### Task brief
Set down each entry exactly as given; pictures should not appear in the copy.

Data records
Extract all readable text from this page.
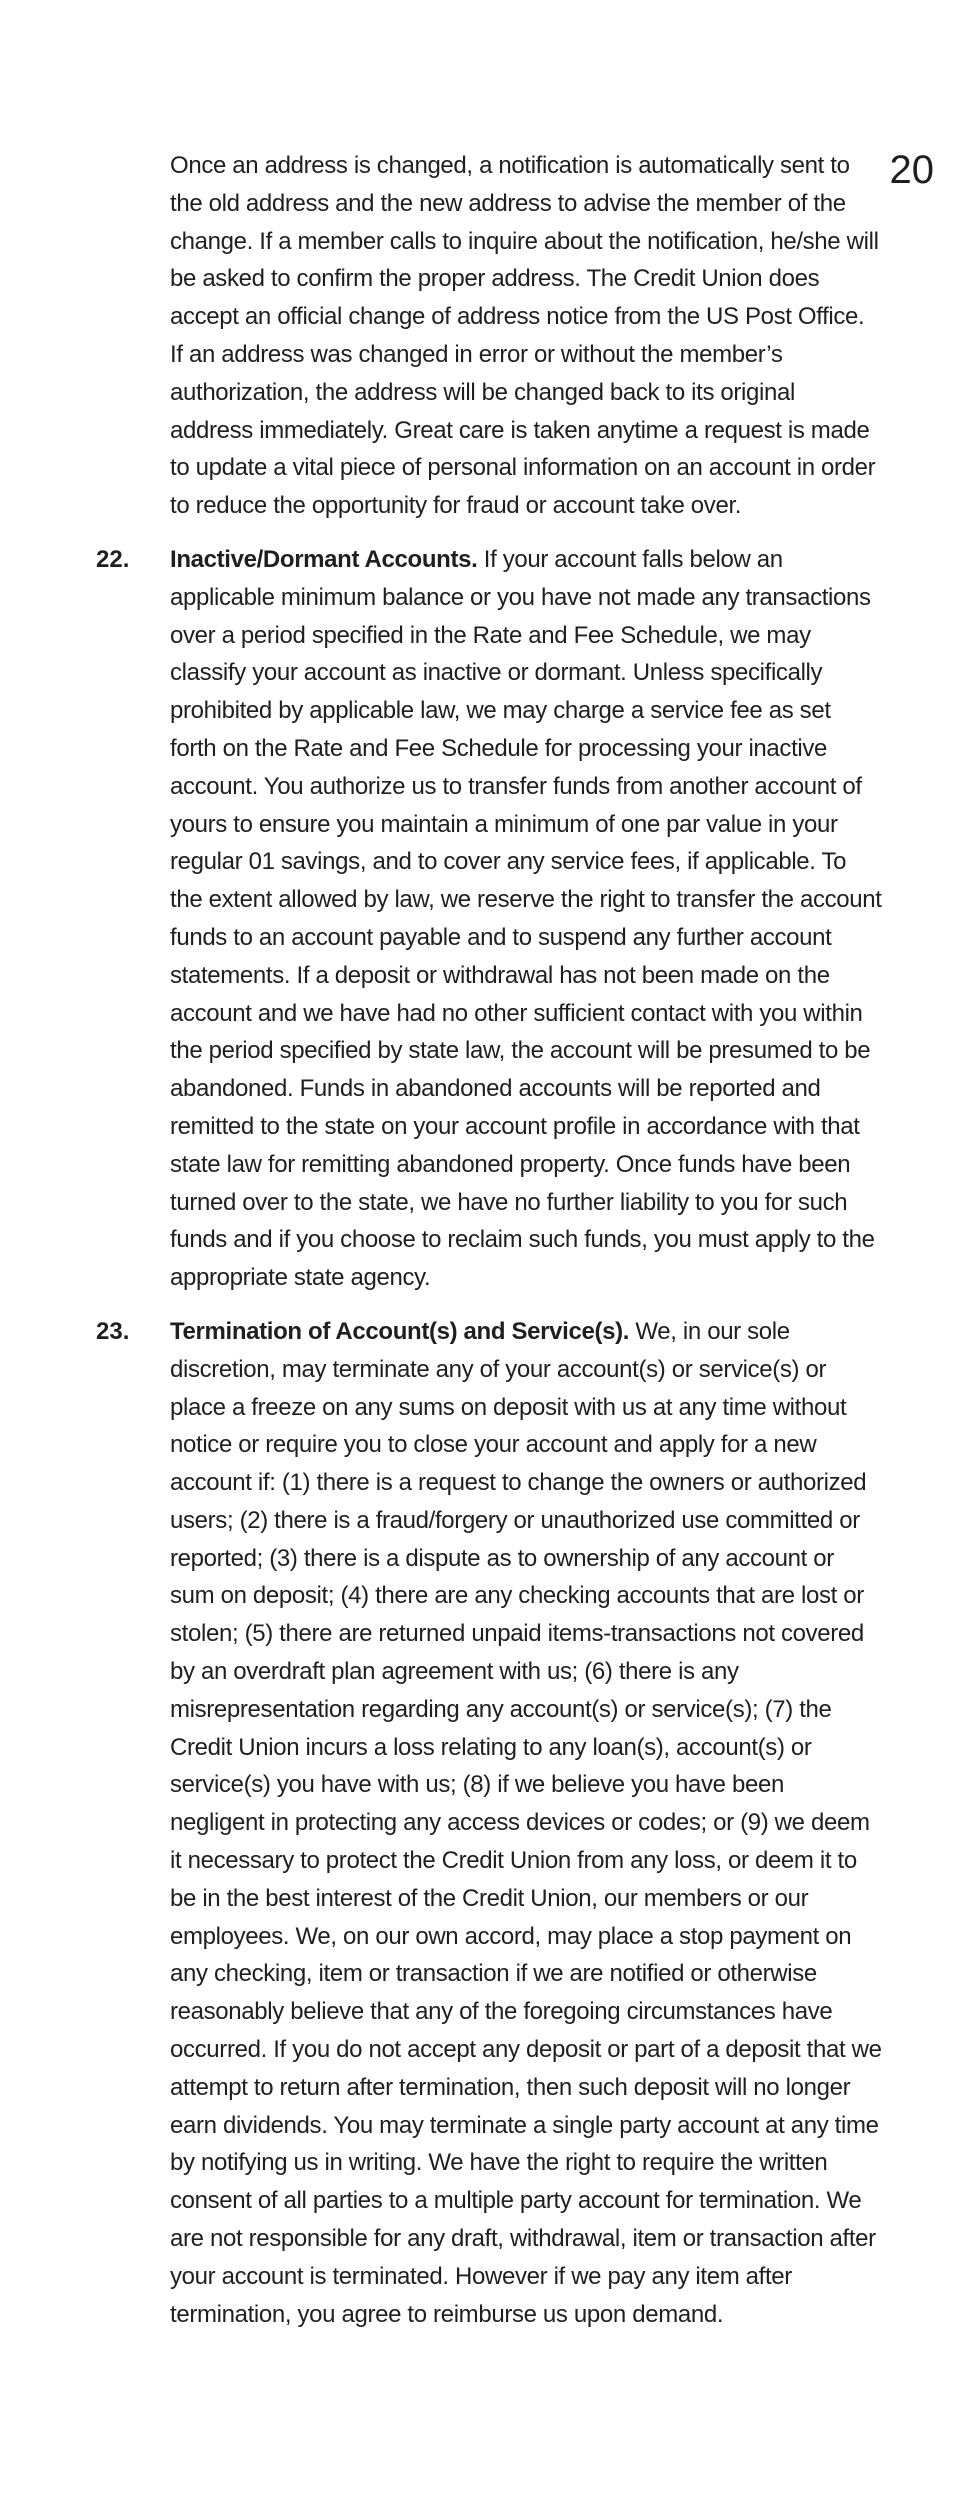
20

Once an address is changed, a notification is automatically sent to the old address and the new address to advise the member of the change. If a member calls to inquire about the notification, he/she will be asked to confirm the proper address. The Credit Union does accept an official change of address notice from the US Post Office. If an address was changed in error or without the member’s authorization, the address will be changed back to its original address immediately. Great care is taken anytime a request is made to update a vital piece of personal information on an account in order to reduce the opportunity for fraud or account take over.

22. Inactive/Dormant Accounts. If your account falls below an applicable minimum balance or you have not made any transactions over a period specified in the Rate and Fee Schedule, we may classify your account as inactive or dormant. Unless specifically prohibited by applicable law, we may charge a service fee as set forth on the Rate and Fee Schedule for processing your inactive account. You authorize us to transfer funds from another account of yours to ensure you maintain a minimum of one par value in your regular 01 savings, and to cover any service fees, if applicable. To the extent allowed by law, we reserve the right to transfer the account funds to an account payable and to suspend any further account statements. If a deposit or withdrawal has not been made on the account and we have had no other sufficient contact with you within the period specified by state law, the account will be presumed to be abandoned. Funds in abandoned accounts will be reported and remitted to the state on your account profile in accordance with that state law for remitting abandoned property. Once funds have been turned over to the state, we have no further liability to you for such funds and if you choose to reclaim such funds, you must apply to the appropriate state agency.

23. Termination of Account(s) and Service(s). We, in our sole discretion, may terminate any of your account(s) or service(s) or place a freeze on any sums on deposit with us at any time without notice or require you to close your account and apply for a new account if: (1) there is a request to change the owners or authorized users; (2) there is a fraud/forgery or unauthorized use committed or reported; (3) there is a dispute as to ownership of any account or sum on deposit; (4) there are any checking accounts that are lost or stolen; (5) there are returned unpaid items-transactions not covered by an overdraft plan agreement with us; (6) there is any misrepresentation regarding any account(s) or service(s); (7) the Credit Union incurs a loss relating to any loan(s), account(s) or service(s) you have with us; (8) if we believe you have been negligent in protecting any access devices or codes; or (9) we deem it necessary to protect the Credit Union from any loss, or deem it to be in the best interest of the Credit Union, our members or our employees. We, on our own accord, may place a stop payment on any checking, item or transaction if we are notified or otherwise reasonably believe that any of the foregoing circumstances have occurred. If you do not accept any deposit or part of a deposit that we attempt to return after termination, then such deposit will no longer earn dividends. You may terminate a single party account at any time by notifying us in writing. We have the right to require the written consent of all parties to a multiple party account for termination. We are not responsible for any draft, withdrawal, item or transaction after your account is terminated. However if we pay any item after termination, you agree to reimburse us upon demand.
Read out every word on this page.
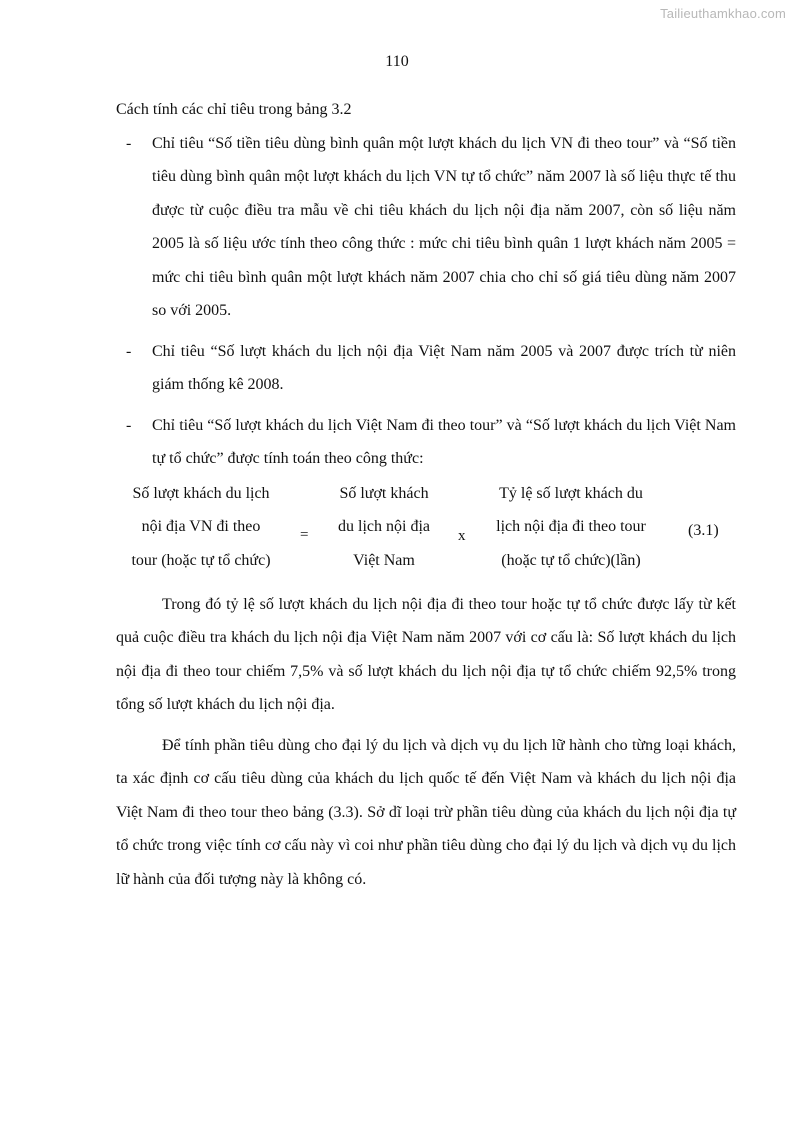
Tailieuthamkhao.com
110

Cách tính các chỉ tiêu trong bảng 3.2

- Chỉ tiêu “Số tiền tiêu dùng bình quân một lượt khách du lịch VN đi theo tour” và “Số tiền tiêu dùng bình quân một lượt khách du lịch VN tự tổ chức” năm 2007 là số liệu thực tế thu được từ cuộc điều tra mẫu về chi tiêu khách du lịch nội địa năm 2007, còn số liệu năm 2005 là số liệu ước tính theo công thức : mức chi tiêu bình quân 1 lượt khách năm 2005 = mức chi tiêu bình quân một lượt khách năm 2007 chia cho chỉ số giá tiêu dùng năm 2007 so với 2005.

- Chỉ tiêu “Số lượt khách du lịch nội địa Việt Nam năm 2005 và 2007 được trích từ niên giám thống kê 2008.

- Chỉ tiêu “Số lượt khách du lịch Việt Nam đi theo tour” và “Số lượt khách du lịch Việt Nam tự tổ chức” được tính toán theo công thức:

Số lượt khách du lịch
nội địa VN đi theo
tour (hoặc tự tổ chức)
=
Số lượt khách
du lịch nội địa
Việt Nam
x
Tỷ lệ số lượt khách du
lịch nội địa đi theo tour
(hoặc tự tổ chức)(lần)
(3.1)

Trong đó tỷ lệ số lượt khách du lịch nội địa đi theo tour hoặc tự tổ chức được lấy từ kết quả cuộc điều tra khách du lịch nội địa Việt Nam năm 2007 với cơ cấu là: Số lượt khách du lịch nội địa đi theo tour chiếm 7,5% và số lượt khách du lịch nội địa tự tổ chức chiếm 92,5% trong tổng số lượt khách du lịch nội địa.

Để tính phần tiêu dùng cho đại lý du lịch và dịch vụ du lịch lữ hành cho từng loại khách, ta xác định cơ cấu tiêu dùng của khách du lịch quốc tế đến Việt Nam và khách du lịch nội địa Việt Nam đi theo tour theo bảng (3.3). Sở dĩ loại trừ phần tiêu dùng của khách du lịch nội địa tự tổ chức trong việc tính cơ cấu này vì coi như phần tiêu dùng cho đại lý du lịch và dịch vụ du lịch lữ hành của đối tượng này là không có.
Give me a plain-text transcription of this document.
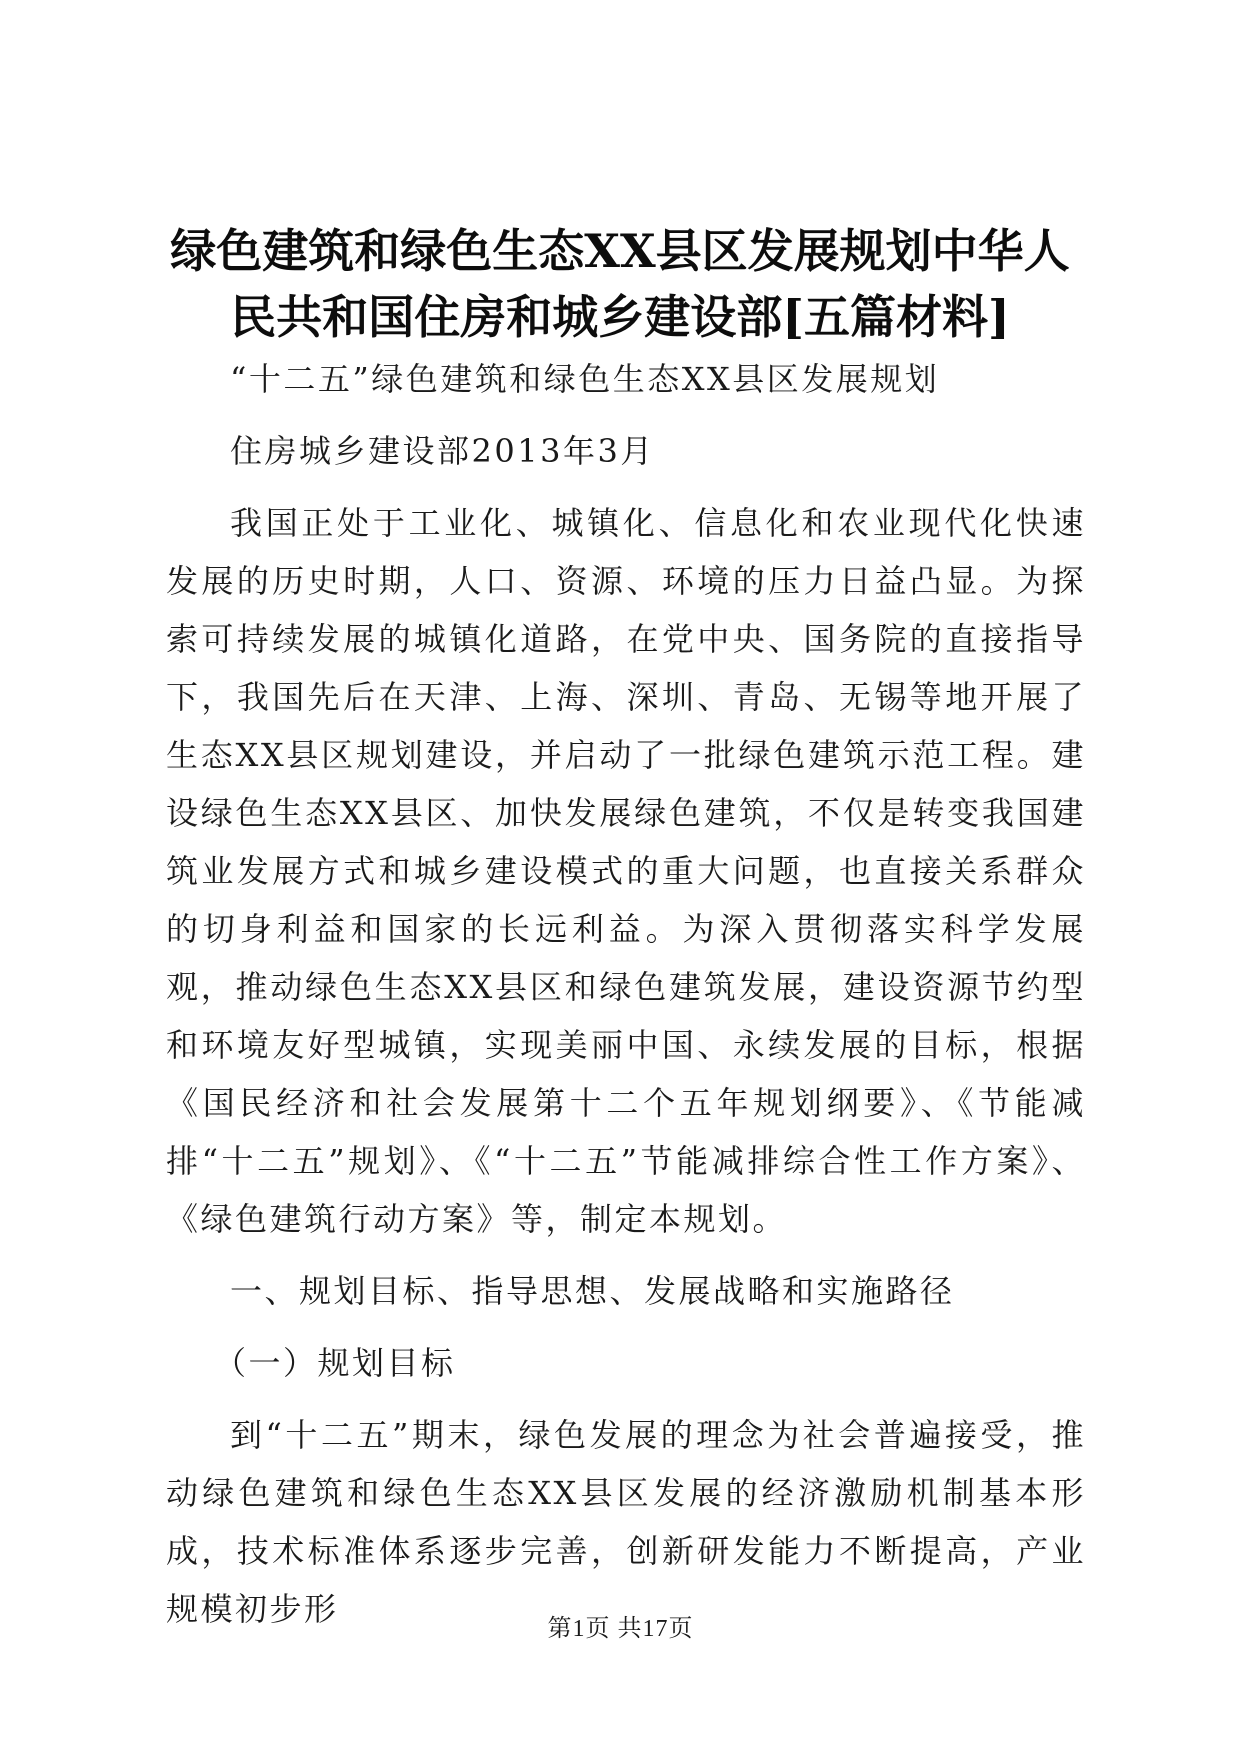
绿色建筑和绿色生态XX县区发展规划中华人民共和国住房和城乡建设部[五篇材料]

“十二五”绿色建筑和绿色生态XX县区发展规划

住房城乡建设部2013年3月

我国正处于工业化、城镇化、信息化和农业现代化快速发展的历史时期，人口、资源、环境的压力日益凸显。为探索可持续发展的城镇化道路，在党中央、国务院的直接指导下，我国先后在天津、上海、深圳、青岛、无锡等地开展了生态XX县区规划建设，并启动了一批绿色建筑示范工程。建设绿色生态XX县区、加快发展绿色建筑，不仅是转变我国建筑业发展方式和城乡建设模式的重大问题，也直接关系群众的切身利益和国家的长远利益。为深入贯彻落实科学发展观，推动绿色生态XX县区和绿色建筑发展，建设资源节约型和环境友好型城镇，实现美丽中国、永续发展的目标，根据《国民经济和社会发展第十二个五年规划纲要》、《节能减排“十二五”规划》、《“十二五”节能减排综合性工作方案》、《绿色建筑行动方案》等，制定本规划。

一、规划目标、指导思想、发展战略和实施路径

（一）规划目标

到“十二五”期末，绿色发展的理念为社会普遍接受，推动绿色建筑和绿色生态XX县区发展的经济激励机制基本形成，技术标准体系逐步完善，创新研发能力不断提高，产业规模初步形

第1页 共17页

### Answer in full
Extract all readable text from this page.
20

Once an address is changed, a notification is automatically sent to the old address and the new address to advise the member of the change. If a member calls to inquire about the notification, he/she will be asked to confirm the proper address. The Credit Union does accept an official change of address notice from the US Post Office. If an address was changed in error or without the member’s authorization, the address will be changed back to its original address immediately. Great care is taken anytime a request is made to update a vital piece of personal information on an account in order to reduce the opportunity for fraud or account take over.

22. Inactive/Dormant Accounts. If your account falls below an applicable minimum balance or you have not made any transactions over a period specified in the Rate and Fee Schedule, we may classify your account as inactive or dormant. Unless specifically prohibited by applicable law, we may charge a service fee as set forth on the Rate and Fee Schedule for processing your inactive account. You authorize us to transfer funds from another account of yours to ensure you maintain a minimum of one par value in your regular 01 savings, and to cover any service fees, if applicable. To the extent allowed by law, we reserve the right to transfer the account funds to an account payable and to suspend any further account statements. If a deposit or withdrawal has not been made on the account and we have had no other sufficient contact with you within the period specified by state law, the account will be presumed to be abandoned. Funds in abandoned accounts will be reported and remitted to the state on your account profile in accordance with that state law for remitting abandoned property. Once funds have been turned over to the state, we have no further liability to you for such funds and if you choose to reclaim such funds, you must apply to the appropriate state agency.

23. Termination of Account(s) and Service(s). We, in our sole discretion, may terminate any of your account(s) or service(s) or place a freeze on any sums on deposit with us at any time without notice or require you to close your account and apply for a new account if: (1) there is a request to change the owners or authorized users; (2) there is a fraud/forgery or unauthorized use committed or reported; (3) there is a dispute as to ownership of any account or sum on deposit; (4) there are any checking accounts that are lost or stolen; (5) there are returned unpaid items-transactions not covered by an overdraft plan agreement with us; (6) there is any misrepresentation regarding any account(s) or service(s); (7) the Credit Union incurs a loss relating to any loan(s), account(s) or service(s) you have with us; (8) if we believe you have been negligent in protecting any access devices or codes; or (9) we deem it necessary to protect the Credit Union from any loss, or deem it to be in the best interest of the Credit Union, our members or our employees. We, on our own accord, may place a stop payment on any checking, item or transaction if we are notified or otherwise reasonably believe that any of the foregoing circumstances have occurred. If you do not accept any deposit or part of a deposit that we attempt to return after termination, then such deposit will no longer earn dividends. You may terminate a single party account at any time by notifying us in writing. We have the right to require the written consent of all parties to a multiple party account for termination. We are not responsible for any draft, withdrawal, item or transaction after your account is terminated. However if we pay any item after termination, you agree to reimburse us upon demand.
Read out every word on this page.
Tailieuthamkhao.com
110

Cách tính các chỉ tiêu trong bảng 3.2

- Chỉ tiêu “Số tiền tiêu dùng bình quân một lượt khách du lịch VN đi theo tour” và “Số tiền tiêu dùng bình quân một lượt khách du lịch VN tự tổ chức” năm 2007 là số liệu thực tế thu được từ cuộc điều tra mẫu về chi tiêu khách du lịch nội địa năm 2007, còn số liệu năm 2005 là số liệu ước tính theo công thức : mức chi tiêu bình quân 1 lượt khách năm 2005 = mức chi tiêu bình quân một lượt khách năm 2007 chia cho chỉ số giá tiêu dùng năm 2007 so với 2005.

- Chỉ tiêu “Số lượt khách du lịch nội địa Việt Nam năm 2005 và 2007 được trích từ niên giám thống kê 2008.

- Chỉ tiêu “Số lượt khách du lịch Việt Nam đi theo tour” và “Số lượt khách du lịch Việt Nam tự tổ chức” được tính toán theo công thức:

Số lượt khách du lịch
nội địa VN đi theo
tour (hoặc tự tổ chức)
=
Số lượt khách
du lịch nội địa
Việt Nam
x
Tỷ lệ số lượt khách du
lịch nội địa đi theo tour
(hoặc tự tổ chức)(lần)
(3.1)

Trong đó tỷ lệ số lượt khách du lịch nội địa đi theo tour hoặc tự tổ chức được lấy từ kết quả cuộc điều tra khách du lịch nội địa Việt Nam năm 2007 với cơ cấu là: Số lượt khách du lịch nội địa đi theo tour chiếm 7,5% và số lượt khách du lịch nội địa tự tổ chức chiếm 92,5% trong tổng số lượt khách du lịch nội địa.

Để tính phần tiêu dùng cho đại lý du lịch và dịch vụ du lịch lữ hành cho từng loại khách, ta xác định cơ cấu tiêu dùng của khách du lịch quốc tế đến Việt Nam và khách du lịch nội địa Việt Nam đi theo tour theo bảng (3.3). Sở dĩ loại trừ phần tiêu dùng của khách du lịch nội địa tự tổ chức trong việc tính cơ cấu này vì coi như phần tiêu dùng cho đại lý du lịch và dịch vụ du lịch lữ hành của đối tượng này là không có.
Give me a plain-text transcription of this document.
绿色建筑和绿色生态XX县区发展规划中华人民共和国住房和城乡建设部[五篇材料]

“十二五”绿色建筑和绿色生态XX县区发展规划

住房城乡建设部2013年3月

我国正处于工业化、城镇化、信息化和农业现代化快速发展的历史时期，人口、资源、环境的压力日益凸显。为探索可持续发展的城镇化道路，在党中央、国务院的直接指导下，我国先后在天津、上海、深圳、青岛、无锡等地开展了生态XX县区规划建设，并启动了一批绿色建筑示范工程。建设绿色生态XX县区、加快发展绿色建筑，不仅是转变我国建筑业发展方式和城乡建设模式的重大问题，也直接关系群众的切身利益和国家的长远利益。为深入贯彻落实科学发展观，推动绿色生态XX县区和绿色建筑发展，建设资源节约型和环境友好型城镇，实现美丽中国、永续发展的目标，根据《国民经济和社会发展第十二个五年规划纲要》、《节能减排“十二五”规划》、《“十二五”节能减排综合性工作方案》、《绿色建筑行动方案》等，制定本规划。

一、规划目标、指导思想、发展战略和实施路径

（一）规划目标

到“十二五”期末，绿色发展的理念为社会普遍接受，推动绿色建筑和绿色生态XX县区发展的经济激励机制基本形成，技术标准体系逐步完善，创新研发能力不断提高，产业规模初步形

第1页 共17页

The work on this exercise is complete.